start PROVIDED ENTRIES
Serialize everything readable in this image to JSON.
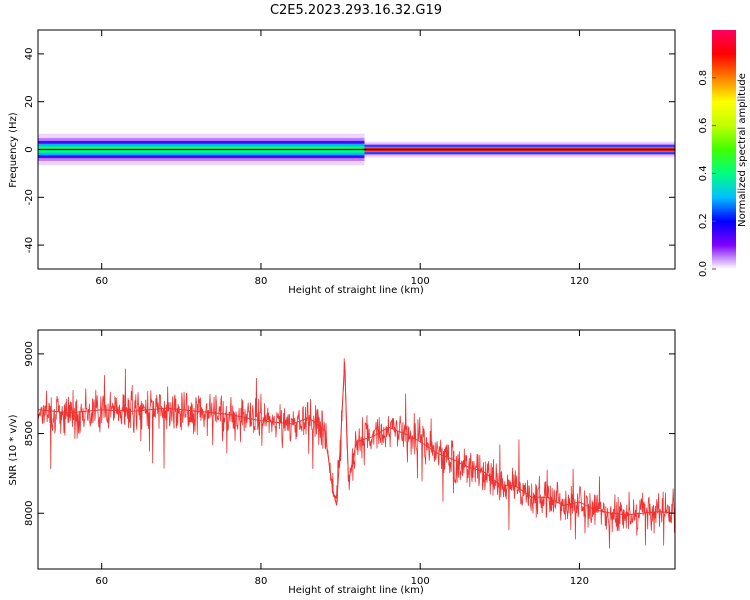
{
  "title": "C2E5.2023.293.16.32.G19",
  "chart_data": [
    {
      "type": "heatmap",
      "xlabel": "Height of straight line (km)",
      "ylabel": "Frequency (Hz)",
      "xlim": [
        52,
        132
      ],
      "ylim": [
        -50,
        50
      ],
      "xticks": [
        60,
        80,
        100,
        120
      ],
      "yticks": [
        -40,
        -20,
        0,
        20,
        40
      ],
      "colorbar": {
        "label": "Normalized spectral amplitude",
        "range": [
          0,
          1
        ],
        "ticks": [
          "0.0",
          "0.2",
          "0.4",
          "0.6",
          "0.8"
        ],
        "colormap": [
          "#ffffff",
          "#8000ff",
          "#0000ff",
          "#00bfff",
          "#00ff80",
          "#40ff00",
          "#c0ff00",
          "#ffff00",
          "#ff8000",
          "#ff0000",
          "#ff0060"
        ]
      },
      "band": {
        "center_hz": 0,
        "segments": [
          {
            "x": [
              52,
              93
            ],
            "halfwidth_hz": 3,
            "peak_color": "#00ff80"
          },
          {
            "x": [
              93,
              132
            ],
            "halfwidth_hz": 1.5,
            "peak_color": "#ff2000"
          }
        ]
      },
      "grid": false
    },
    {
      "type": "line",
      "xlabel": "Height of straight line (km)",
      "ylabel": "SNR (10 * v/v)",
      "xlim": [
        52,
        132
      ],
      "ylim": [
        7650,
        9150
      ],
      "xticks": [
        60,
        80,
        100,
        120
      ],
      "yticks": [
        8000,
        8500,
        9000
      ],
      "series": [
        {
          "color": "#ee3333",
          "x": [
            52,
            56,
            60,
            64,
            68,
            72,
            76,
            80,
            84,
            86,
            88,
            89,
            89.5,
            90,
            90.5,
            91,
            92,
            94,
            96,
            98,
            100,
            102,
            104,
            106,
            108,
            110,
            112,
            114,
            116,
            118,
            120,
            122,
            124,
            126,
            128,
            130,
            132
          ],
          "y": [
            8650,
            8630,
            8650,
            8640,
            8660,
            8640,
            8620,
            8580,
            8560,
            8600,
            8520,
            8150,
            8050,
            8450,
            8950,
            8200,
            8450,
            8480,
            8540,
            8500,
            8450,
            8380,
            8340,
            8290,
            8260,
            8180,
            8170,
            8100,
            8100,
            8050,
            8070,
            8020,
            8000,
            7990,
            8000,
            8010,
            8000
          ]
        }
      ],
      "grid": false
    }
  ]
}
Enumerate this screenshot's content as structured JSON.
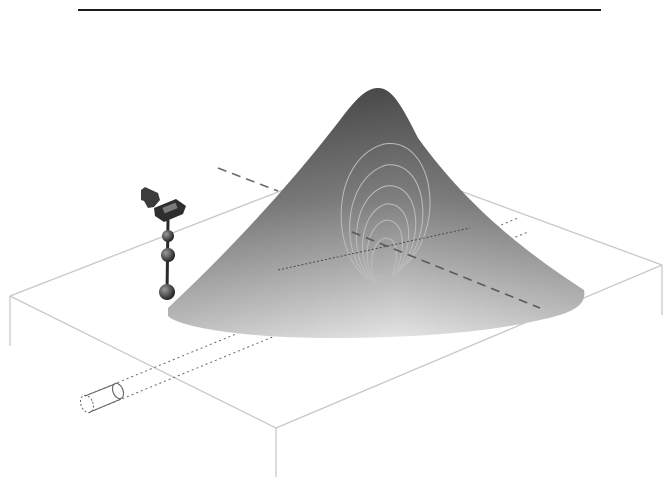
{
  "colors": {
    "background": "#ffffff",
    "top_rule": "#1a1a1a",
    "box_outline": "#c8c8c8",
    "cone_light": "#e4e4e4",
    "cone_dark": "#4a4a4a",
    "contour": "#bdbdbd",
    "dashed_line": "#6a6a6a",
    "pipe": "#666666",
    "instrument": "#3c3c3c"
  },
  "icons": {
    "instrument": "locator-device-icon",
    "pipe": "buried-pipe-icon"
  }
}
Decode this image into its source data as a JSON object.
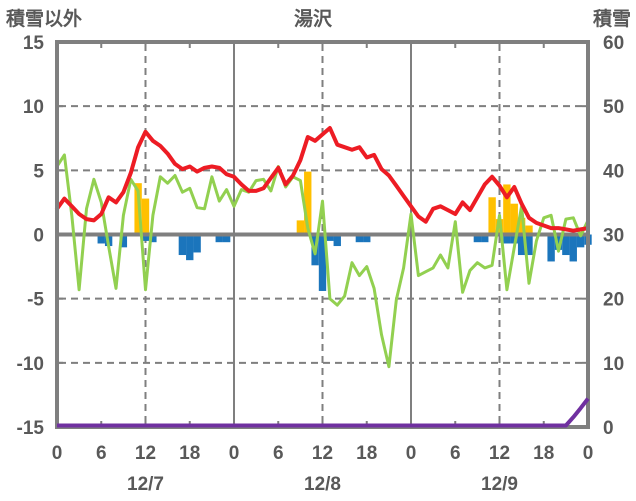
{
  "chart_data": {
    "type": "composite",
    "title": "湯沢",
    "x_axis": {
      "hours_span": 72,
      "hour_tick_labels": [
        "0",
        "6",
        "12",
        "18",
        "0",
        "6",
        "12",
        "18",
        "0",
        "6",
        "12",
        "18",
        "0"
      ],
      "hour_tick_positions": [
        0,
        6,
        12,
        18,
        24,
        30,
        36,
        42,
        48,
        54,
        60,
        66,
        72
      ],
      "minor_tick_step": 6,
      "date_labels": [
        {
          "label": "12/7",
          "hour": 12
        },
        {
          "label": "12/8",
          "hour": 36
        },
        {
          "label": "12/9",
          "hour": 60
        }
      ],
      "dashed_gridline_hours": [
        12,
        36,
        60
      ],
      "solid_gridline_hours": [
        24,
        48
      ]
    },
    "left_axis": {
      "title": "積雪以外",
      "min": -15,
      "max": 15,
      "tick_values": [
        15,
        10,
        5,
        0,
        -5,
        -10,
        -15
      ],
      "gridline_values": [
        10,
        5,
        -5,
        -10
      ],
      "zero_line": true
    },
    "right_axis": {
      "title": "積雪",
      "min": 0,
      "max": 60,
      "tick_values": [
        60,
        50,
        40,
        30,
        20,
        10,
        0
      ]
    },
    "grid_on": true,
    "legend": "none",
    "series": [
      {
        "name": "red-line",
        "type": "line",
        "axis": "left",
        "color": "#ED1C24",
        "width": 4,
        "values": [
          2.0,
          2.8,
          2.2,
          1.6,
          1.2,
          1.1,
          1.6,
          2.9,
          2.5,
          3.3,
          4.8,
          6.8,
          8.0,
          7.3,
          6.9,
          6.3,
          5.5,
          5.1,
          5.3,
          4.9,
          5.2,
          5.3,
          5.2,
          4.7,
          4.5,
          3.9,
          3.4,
          3.4,
          3.6,
          4.4,
          5.2,
          3.9,
          4.6,
          5.8,
          7.6,
          7.3,
          7.8,
          8.3,
          7.0,
          6.8,
          6.6,
          6.8,
          6.0,
          6.2,
          5.1,
          4.6,
          3.8,
          3.0,
          2.2,
          1.4,
          1.0,
          2.0,
          2.2,
          1.9,
          1.6,
          2.5,
          1.9,
          2.9,
          3.9,
          4.5,
          3.8,
          2.9,
          3.7,
          2.4,
          1.3,
          0.9,
          0.7,
          0.5,
          0.5,
          0.4,
          0.3,
          0.4,
          0.5
        ]
      },
      {
        "name": "green-line",
        "type": "line",
        "axis": "left",
        "color": "#92D050",
        "width": 3,
        "values": [
          5.3,
          6.2,
          1.5,
          -4.3,
          2.0,
          4.3,
          2.5,
          -0.9,
          -4.2,
          1.5,
          4.3,
          3.4,
          -4.3,
          1.5,
          4.5,
          4.0,
          4.6,
          3.3,
          3.6,
          2.1,
          2.0,
          4.5,
          2.6,
          3.5,
          2.2,
          3.5,
          3.3,
          4.2,
          4.3,
          3.4,
          5.3,
          3.7,
          4.5,
          4.2,
          0.5,
          -1.5,
          2.6,
          -5.0,
          -5.5,
          -4.8,
          -2.2,
          -3.2,
          -2.5,
          -4.2,
          -7.8,
          -10.3,
          -5.1,
          -2.6,
          1.6,
          -3.2,
          -2.9,
          -2.6,
          -1.6,
          -2.6,
          1.0,
          -4.5,
          -2.8,
          -2.2,
          -2.6,
          -2.4,
          1.5,
          -4.3,
          -1.0,
          2.2,
          -3.8,
          -0.5,
          1.3,
          1.5,
          -1.3,
          1.2,
          1.3,
          -0.1,
          1.1
        ]
      },
      {
        "name": "orange-bars",
        "type": "bar",
        "axis": "left",
        "color": "#FFC000",
        "points": [
          [
            11,
            4.0
          ],
          [
            12,
            2.8
          ],
          [
            33,
            1.1
          ],
          [
            34,
            4.9
          ],
          [
            59,
            2.9
          ],
          [
            60,
            1.2
          ],
          [
            61,
            3.9
          ],
          [
            62,
            2.4
          ],
          [
            63,
            1.3
          ],
          [
            64,
            0.7
          ]
        ]
      },
      {
        "name": "blue-bars",
        "type": "bar",
        "axis": "left",
        "color": "#1B75BC",
        "points": [
          [
            6,
            -0.7
          ],
          [
            7,
            -0.9
          ],
          [
            9,
            -1.0
          ],
          [
            12,
            -0.5
          ],
          [
            13,
            -0.6
          ],
          [
            17,
            -1.6
          ],
          [
            18,
            -2.0
          ],
          [
            19,
            -1.4
          ],
          [
            22,
            -0.6
          ],
          [
            23,
            -0.6
          ],
          [
            35,
            -2.4
          ],
          [
            36,
            -4.4
          ],
          [
            37,
            -0.5
          ],
          [
            38,
            -0.9
          ],
          [
            41,
            -0.6
          ],
          [
            42,
            -0.6
          ],
          [
            57,
            -0.6
          ],
          [
            58,
            -0.6
          ],
          [
            61,
            -0.7
          ],
          [
            62,
            -0.7
          ],
          [
            63,
            -1.6
          ],
          [
            64,
            -1.6
          ],
          [
            67,
            -2.1
          ],
          [
            68,
            -1.2
          ],
          [
            69,
            -1.6
          ],
          [
            70,
            -2.1
          ],
          [
            71,
            -1.0
          ],
          [
            72,
            -0.8
          ]
        ]
      },
      {
        "name": "purple-line",
        "type": "line",
        "axis": "right",
        "color": "#7030A0",
        "width": 4,
        "points": [
          [
            0,
            0
          ],
          [
            69,
            0
          ],
          [
            70,
            1.3
          ],
          [
            71,
            2.7
          ],
          [
            72,
            4.2
          ]
        ]
      }
    ],
    "frame_color": "#7F7F7F",
    "grid_color": "#7F7F7F",
    "text_color": "#595959"
  }
}
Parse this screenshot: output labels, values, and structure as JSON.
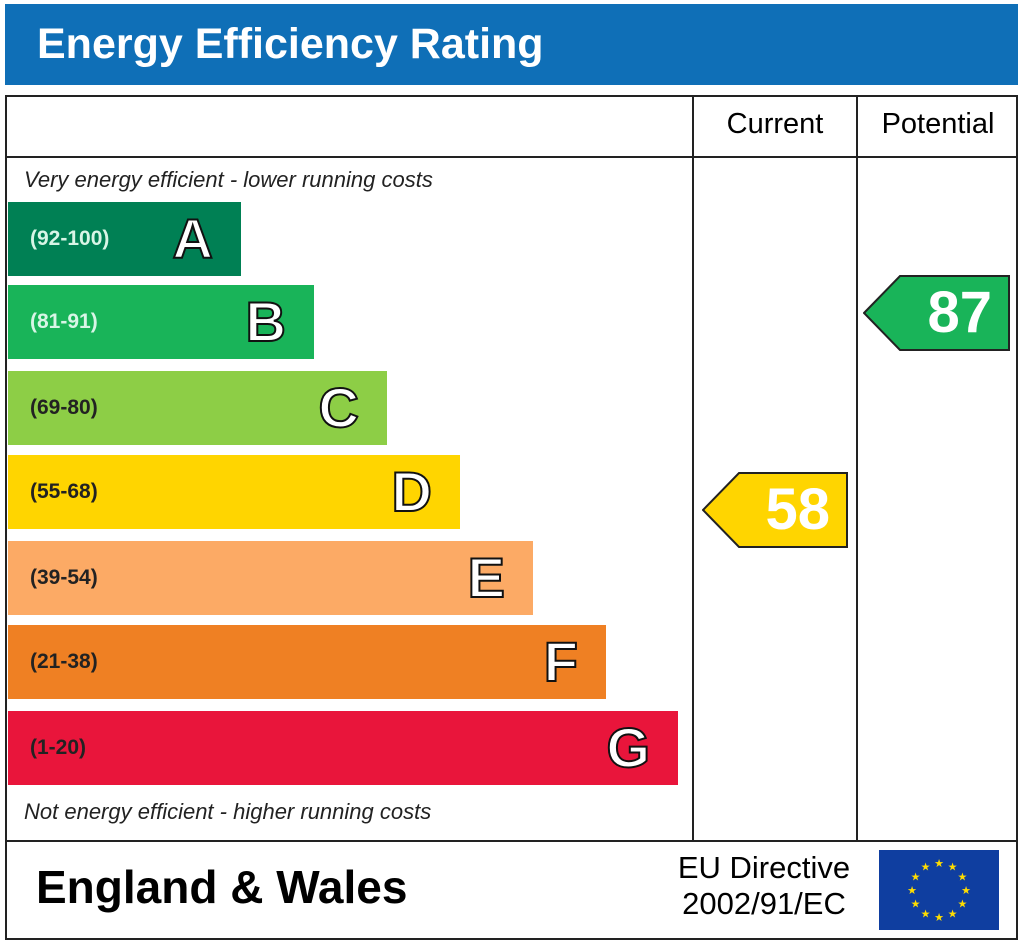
end PROVIDED ENTRIES
PROBLEM TO WORK ON → Lines from the records above that hold "ylabel" are the ones to list.

EXERCISE SOLUTION →
      "ylabel": "Frequency (Hz)",
      "ylabel": "SNR (10 * v/v)",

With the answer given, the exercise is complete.